INFORMATION SHOWN:

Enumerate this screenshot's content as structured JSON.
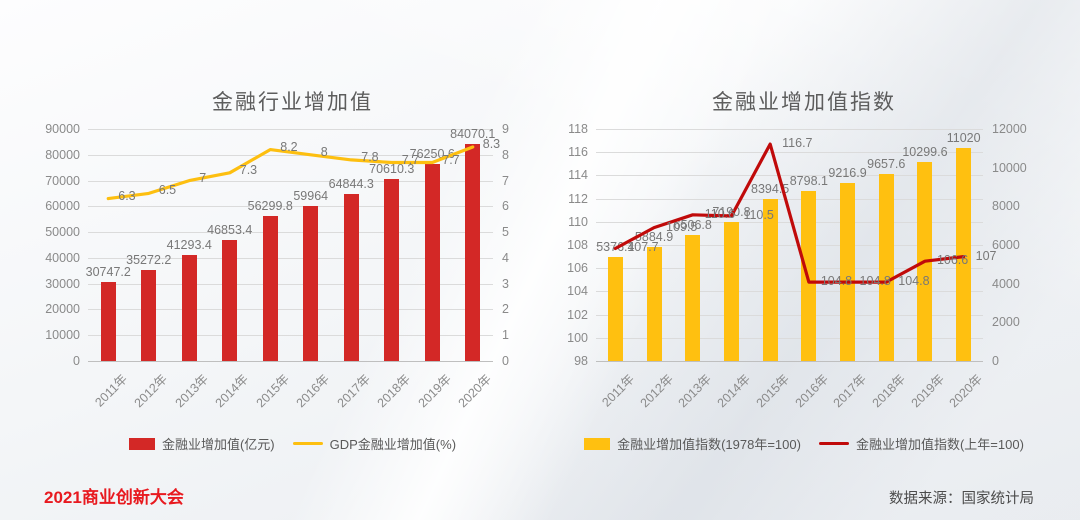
{
  "page": {
    "footer_left": "2021商业创新大会",
    "footer_right": "数据来源：国家统计局"
  },
  "colors": {
    "red_bar": "#d32826",
    "yellow_line": "#fdbf10",
    "gold_bar": "#ffc010",
    "dark_red_line": "#c00a0a",
    "footer_red": "#e8191f"
  },
  "chart_data": [
    {
      "type": "bar+line",
      "title": "金融行业增加值",
      "categories": [
        "2011年",
        "2012年",
        "2013年",
        "2014年",
        "2015年",
        "2016年",
        "2017年",
        "2018年",
        "2019年",
        "2020年"
      ],
      "grid": true,
      "legend_position": "bottom",
      "axes": {
        "left": {
          "min": 0,
          "max": 90000,
          "ticks": [
            "0",
            "10000",
            "20000",
            "30000",
            "40000",
            "50000",
            "60000",
            "70000",
            "80000",
            "90000"
          ]
        },
        "right": {
          "min": 0,
          "max": 9,
          "ticks": [
            "0",
            "1",
            "2",
            "3",
            "4",
            "5",
            "6",
            "7",
            "8",
            "9"
          ]
        }
      },
      "series": [
        {
          "name": "金融业增加值(亿元)",
          "type": "bar",
          "axis": "left",
          "color": "#d32826",
          "values": [
            30747.2,
            35272.2,
            41293.4,
            46853.4,
            56299.8,
            59964,
            64844.3,
            70610.3,
            76250.6,
            84070.1
          ],
          "labels": [
            "30747.2",
            "35272.2",
            "41293.4",
            "46853.4",
            "56299.8",
            "59964",
            "64844.3",
            "70610.3",
            "76250.6",
            "84070.1"
          ]
        },
        {
          "name": "GDP金融业增加值(%)",
          "type": "line",
          "axis": "right",
          "color": "#fdbf10",
          "values": [
            6.3,
            6.5,
            7,
            7.3,
            8.2,
            8,
            7.8,
            7.7,
            7.7,
            8.3
          ],
          "labels": [
            "6.3",
            "6.5",
            "7",
            "7.3",
            "8.2",
            "8",
            "7.8",
            "7.7",
            "7.7",
            "8.3"
          ]
        }
      ]
    },
    {
      "type": "bar+line",
      "title": "金融业增加值指数",
      "categories": [
        "2011年",
        "2012年",
        "2013年",
        "2014年",
        "2015年",
        "2016年",
        "2017年",
        "2018年",
        "2019年",
        "2020年"
      ],
      "grid": true,
      "legend_position": "bottom",
      "axes": {
        "left": {
          "min": 98,
          "max": 118,
          "ticks": [
            "98",
            "100",
            "102",
            "104",
            "106",
            "108",
            "110",
            "112",
            "114",
            "116",
            "118"
          ]
        },
        "right": {
          "min": 0,
          "max": 12000,
          "ticks": [
            "0",
            "2000",
            "4000",
            "6000",
            "8000",
            "10000",
            "12000"
          ]
        }
      },
      "series": [
        {
          "name": "金融业增加值指数(1978年=100)",
          "type": "bar",
          "axis": "right",
          "color": "#ffc010",
          "values": [
            5376.4,
            5884.9,
            6506.8,
            7190.8,
            8394.5,
            8798.1,
            9216.9,
            9657.6,
            10299.6,
            11020
          ],
          "labels": [
            "5376.4",
            "5884.9",
            "6506.8",
            "7190.8",
            "8394.5",
            "8798.1",
            "9216.9",
            "9657.6",
            "10299.6",
            "11020"
          ]
        },
        {
          "name": "金融业增加值指数(上年=100)",
          "type": "line",
          "axis": "left",
          "color": "#c00a0a",
          "values": [
            107.7,
            109.5,
            110.6,
            110.5,
            116.7,
            104.8,
            104.8,
            104.8,
            106.6,
            107
          ],
          "labels": [
            "107.7",
            "109.5",
            "110.6",
            "110.5",
            "116.7",
            "104.8",
            "104.8",
            "104.8",
            "106.6",
            "107"
          ]
        }
      ]
    }
  ]
}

WORK INSTRUCTIONS: Of all the lines in the material above, how many contain the word "name"? Give only the count.

OUTPUT FOR THIS EXERCISE: 4